__Exercise task__
Where a line in the listing contains the string "Benchmark", copy that line out.

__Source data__

[start]

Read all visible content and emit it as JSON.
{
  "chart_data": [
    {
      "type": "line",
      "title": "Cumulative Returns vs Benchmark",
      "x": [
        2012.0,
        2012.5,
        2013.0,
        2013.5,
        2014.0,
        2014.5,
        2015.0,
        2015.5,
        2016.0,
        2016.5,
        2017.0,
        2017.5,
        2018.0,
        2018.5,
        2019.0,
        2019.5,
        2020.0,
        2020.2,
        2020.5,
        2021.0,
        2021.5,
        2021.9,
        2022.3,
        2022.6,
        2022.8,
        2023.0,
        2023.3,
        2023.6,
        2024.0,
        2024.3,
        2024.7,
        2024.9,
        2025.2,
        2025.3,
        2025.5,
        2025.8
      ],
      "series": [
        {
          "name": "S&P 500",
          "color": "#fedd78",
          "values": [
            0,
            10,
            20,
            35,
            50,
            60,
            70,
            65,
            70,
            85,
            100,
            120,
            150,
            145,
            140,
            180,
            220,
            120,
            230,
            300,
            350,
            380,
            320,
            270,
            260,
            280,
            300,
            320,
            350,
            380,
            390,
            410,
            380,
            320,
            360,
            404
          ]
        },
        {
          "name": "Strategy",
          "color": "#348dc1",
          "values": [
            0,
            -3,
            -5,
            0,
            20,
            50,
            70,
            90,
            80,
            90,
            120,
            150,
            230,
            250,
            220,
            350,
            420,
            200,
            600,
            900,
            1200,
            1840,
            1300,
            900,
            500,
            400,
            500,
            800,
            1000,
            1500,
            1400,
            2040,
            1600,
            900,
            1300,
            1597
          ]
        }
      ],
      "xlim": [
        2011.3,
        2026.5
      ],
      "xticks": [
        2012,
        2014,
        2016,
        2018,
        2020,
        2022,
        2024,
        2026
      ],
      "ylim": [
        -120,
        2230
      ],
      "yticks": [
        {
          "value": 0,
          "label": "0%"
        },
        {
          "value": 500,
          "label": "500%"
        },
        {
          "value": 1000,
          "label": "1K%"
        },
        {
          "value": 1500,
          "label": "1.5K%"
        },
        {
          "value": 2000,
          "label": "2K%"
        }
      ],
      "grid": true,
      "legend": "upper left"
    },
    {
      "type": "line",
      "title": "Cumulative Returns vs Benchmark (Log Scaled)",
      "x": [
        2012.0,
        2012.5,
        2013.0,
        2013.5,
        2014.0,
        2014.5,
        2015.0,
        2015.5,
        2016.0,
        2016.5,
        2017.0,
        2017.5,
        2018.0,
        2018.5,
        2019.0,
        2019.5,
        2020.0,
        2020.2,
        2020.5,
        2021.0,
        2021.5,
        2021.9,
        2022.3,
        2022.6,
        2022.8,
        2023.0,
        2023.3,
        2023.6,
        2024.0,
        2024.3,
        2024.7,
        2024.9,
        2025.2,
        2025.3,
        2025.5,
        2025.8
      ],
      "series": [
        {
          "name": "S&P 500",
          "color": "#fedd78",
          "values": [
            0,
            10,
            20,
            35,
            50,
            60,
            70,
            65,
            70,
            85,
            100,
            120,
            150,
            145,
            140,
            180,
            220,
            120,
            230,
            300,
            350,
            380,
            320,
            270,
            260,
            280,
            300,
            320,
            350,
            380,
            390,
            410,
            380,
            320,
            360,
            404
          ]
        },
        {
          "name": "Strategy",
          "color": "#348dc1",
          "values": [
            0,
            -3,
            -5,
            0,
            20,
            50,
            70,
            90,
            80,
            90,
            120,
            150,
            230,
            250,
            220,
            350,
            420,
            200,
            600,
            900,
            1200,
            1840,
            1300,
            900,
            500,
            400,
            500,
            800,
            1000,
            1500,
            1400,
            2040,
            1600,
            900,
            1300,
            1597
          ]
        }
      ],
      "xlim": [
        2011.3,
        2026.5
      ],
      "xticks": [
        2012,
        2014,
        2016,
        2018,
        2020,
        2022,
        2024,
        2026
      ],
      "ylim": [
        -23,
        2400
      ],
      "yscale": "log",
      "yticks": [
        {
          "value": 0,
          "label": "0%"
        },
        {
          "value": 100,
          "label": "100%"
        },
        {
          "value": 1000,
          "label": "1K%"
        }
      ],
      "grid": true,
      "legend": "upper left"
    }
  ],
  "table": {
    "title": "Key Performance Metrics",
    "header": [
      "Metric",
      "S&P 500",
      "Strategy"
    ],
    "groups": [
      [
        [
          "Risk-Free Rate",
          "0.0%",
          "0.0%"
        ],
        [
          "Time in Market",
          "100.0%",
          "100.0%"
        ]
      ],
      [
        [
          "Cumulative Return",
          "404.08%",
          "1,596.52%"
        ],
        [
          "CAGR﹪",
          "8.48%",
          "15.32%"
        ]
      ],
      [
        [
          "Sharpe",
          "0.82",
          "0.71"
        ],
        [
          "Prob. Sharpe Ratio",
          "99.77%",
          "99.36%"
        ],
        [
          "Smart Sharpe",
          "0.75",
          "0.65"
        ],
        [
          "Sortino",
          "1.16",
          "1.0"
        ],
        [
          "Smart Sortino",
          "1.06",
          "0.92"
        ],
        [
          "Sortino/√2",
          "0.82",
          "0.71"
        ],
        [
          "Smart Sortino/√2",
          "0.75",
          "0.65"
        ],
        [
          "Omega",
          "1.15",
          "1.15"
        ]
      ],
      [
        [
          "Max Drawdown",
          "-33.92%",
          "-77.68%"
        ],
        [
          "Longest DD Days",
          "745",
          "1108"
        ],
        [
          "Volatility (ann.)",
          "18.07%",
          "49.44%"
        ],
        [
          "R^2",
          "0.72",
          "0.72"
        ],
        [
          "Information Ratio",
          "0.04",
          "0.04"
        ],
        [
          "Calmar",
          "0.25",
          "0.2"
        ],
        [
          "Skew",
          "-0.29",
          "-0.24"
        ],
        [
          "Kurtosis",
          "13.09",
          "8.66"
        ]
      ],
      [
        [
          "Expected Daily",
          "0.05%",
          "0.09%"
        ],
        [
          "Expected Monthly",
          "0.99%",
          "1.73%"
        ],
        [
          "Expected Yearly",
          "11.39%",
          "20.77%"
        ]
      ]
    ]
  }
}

[end]

__Result below__
      "title": "Cumulative Returns vs Benchmark",
      "title": "Cumulative Returns vs Benchmark (Log Scaled)",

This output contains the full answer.